━━━━━ Data for this task ━━━━━

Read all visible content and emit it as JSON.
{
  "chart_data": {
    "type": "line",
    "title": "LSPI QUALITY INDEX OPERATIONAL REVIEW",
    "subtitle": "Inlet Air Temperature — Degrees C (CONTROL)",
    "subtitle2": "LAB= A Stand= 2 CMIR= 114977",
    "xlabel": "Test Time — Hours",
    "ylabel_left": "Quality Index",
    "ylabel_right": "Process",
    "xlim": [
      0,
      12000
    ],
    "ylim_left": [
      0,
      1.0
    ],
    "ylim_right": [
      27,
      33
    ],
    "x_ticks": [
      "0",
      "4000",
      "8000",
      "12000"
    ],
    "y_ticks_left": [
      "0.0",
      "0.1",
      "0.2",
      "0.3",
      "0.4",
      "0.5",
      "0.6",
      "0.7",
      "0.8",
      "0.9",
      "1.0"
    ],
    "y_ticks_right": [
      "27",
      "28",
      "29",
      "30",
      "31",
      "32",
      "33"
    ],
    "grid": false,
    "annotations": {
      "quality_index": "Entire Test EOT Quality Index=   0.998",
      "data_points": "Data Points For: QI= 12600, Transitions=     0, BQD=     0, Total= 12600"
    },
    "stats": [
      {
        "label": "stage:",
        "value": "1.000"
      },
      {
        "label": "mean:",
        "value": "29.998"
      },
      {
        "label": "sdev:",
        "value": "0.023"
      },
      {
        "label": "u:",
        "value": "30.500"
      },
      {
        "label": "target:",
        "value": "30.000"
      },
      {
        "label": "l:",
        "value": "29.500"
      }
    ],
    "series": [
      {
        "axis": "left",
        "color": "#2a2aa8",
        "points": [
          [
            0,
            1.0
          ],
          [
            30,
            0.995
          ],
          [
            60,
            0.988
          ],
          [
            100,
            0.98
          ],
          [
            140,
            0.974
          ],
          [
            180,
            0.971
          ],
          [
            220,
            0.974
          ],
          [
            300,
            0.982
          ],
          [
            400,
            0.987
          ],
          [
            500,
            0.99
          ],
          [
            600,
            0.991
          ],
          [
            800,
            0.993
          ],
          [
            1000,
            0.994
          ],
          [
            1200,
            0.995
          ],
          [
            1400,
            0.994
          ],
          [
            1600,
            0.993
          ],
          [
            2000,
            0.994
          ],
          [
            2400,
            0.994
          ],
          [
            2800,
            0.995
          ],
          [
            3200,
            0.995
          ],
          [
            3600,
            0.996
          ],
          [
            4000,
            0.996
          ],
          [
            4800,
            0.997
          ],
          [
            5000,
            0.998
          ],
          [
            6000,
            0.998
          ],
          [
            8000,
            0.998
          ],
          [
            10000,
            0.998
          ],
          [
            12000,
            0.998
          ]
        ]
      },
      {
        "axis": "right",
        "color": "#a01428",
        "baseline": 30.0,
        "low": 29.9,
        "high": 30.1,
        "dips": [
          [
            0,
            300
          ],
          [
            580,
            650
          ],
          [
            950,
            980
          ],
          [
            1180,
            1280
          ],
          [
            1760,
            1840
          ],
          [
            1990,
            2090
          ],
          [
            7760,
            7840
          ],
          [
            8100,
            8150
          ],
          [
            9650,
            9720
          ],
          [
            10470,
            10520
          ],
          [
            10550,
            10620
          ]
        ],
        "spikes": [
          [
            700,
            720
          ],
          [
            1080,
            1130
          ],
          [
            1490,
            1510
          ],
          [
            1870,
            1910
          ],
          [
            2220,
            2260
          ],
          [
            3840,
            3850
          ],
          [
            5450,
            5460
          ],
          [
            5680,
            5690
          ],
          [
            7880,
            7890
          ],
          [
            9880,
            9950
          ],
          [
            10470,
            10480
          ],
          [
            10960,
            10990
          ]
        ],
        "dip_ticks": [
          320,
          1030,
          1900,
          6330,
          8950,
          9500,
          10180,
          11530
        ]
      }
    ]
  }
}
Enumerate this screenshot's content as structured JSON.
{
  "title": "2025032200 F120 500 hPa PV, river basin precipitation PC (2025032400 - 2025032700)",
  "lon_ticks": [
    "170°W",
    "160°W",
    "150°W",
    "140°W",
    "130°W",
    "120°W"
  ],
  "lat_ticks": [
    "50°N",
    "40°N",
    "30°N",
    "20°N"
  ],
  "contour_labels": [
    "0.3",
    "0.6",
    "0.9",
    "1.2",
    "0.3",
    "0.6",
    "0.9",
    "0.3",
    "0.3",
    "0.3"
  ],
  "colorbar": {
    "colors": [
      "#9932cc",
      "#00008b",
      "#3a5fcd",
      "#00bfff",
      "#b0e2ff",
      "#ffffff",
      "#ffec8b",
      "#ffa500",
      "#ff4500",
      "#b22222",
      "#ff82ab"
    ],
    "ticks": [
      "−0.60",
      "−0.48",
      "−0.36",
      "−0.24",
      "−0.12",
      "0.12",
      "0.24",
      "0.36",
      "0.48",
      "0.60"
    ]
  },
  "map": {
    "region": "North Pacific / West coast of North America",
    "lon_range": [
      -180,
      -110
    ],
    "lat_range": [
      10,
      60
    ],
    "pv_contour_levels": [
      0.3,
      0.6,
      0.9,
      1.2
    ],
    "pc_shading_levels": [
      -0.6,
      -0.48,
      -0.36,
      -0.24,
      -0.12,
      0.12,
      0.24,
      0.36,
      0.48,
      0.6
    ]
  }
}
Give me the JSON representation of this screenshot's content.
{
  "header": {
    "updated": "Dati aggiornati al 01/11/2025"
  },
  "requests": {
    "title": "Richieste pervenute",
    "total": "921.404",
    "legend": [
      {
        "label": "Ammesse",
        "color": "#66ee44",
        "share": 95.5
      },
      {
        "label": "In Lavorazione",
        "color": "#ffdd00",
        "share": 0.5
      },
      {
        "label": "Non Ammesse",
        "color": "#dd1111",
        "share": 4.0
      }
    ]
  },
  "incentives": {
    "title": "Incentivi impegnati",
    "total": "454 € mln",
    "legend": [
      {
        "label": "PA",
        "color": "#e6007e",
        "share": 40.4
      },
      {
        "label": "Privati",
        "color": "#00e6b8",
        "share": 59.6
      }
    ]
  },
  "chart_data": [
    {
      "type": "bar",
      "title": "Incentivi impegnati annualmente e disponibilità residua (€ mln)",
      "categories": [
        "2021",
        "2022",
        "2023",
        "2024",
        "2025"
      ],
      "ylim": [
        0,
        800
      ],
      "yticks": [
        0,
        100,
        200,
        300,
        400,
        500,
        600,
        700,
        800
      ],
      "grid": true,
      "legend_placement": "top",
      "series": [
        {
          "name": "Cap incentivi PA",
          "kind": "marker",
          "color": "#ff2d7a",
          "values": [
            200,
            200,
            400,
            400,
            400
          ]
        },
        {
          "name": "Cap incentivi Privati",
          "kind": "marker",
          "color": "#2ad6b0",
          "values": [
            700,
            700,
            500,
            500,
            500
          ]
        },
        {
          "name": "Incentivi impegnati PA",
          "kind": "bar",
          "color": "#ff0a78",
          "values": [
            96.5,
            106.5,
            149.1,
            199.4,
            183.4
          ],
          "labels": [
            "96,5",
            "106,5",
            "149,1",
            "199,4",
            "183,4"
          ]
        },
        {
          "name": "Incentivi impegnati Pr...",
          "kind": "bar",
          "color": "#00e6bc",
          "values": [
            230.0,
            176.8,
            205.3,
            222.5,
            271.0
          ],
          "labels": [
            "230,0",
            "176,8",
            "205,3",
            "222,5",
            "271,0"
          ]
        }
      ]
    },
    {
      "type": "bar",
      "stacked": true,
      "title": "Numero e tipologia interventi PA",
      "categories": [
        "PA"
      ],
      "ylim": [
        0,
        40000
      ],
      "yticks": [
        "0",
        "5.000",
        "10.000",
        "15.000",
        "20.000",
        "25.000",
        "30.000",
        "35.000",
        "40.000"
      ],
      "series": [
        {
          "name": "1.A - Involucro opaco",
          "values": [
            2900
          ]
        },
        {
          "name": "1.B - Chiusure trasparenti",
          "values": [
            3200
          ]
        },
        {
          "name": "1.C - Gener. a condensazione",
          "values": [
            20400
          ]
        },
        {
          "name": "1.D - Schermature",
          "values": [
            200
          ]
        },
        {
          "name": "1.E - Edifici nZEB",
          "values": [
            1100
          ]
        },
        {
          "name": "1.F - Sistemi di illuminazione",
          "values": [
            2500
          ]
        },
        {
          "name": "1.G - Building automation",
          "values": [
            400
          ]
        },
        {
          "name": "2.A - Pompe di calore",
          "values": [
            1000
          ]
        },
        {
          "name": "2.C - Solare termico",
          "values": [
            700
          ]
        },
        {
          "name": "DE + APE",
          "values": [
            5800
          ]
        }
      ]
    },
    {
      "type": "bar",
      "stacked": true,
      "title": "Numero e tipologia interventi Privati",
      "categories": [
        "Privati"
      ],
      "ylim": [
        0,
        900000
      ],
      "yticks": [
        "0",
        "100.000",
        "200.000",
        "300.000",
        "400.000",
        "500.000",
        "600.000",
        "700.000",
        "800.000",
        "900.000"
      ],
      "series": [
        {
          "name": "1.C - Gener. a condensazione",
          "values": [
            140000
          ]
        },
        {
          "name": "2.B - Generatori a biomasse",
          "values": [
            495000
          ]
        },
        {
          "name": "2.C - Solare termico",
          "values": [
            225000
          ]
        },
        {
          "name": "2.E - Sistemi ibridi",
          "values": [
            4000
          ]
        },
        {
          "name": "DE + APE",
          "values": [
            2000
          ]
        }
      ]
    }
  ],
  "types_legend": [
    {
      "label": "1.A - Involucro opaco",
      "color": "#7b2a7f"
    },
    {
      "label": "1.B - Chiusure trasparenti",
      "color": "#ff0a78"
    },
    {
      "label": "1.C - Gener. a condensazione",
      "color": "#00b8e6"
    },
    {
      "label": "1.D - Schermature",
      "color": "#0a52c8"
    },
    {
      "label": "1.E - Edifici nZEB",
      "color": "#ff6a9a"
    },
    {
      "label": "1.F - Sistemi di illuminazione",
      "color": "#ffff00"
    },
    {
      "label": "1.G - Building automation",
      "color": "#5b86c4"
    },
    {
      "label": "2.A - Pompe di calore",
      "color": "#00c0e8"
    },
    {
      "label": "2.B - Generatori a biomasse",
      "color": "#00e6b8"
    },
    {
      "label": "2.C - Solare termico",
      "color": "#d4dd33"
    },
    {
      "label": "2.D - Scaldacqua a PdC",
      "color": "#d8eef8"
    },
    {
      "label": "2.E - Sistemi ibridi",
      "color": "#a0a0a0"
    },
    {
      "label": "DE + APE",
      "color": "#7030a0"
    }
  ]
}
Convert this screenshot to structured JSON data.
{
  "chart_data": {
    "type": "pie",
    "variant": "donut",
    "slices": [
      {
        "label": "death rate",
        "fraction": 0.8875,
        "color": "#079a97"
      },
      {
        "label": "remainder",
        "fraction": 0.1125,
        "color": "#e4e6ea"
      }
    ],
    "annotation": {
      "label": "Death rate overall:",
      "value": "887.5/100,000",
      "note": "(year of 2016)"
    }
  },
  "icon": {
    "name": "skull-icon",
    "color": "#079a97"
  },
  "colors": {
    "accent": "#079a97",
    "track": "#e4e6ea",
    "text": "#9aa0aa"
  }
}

━━━━━

Request: From the "Convert this screenshot" line to the close of the listing, restate each line word for word.

Response:
Convert this screenshot to structured JSON data.
{
  "chart_data": {
    "type": "pie",
    "variant": "donut",
    "slices": [
      {
        "label": "death rate",
        "fraction": 0.8875,
        "color": "#079a97"
      },
      {
        "label": "remainder",
        "fraction": 0.1125,
        "color": "#e4e6ea"
      }
    ],
    "annotation": {
      "label": "Death rate overall:",
      "value": "887.5/100,000",
      "note": "(year of 2016)"
    }
  },
  "icon": {
    "name": "skull-icon",
    "color": "#079a97"
  },
  "colors": {
    "accent": "#079a97",
    "track": "#e4e6ea",
    "text": "#9aa0aa"
  }
}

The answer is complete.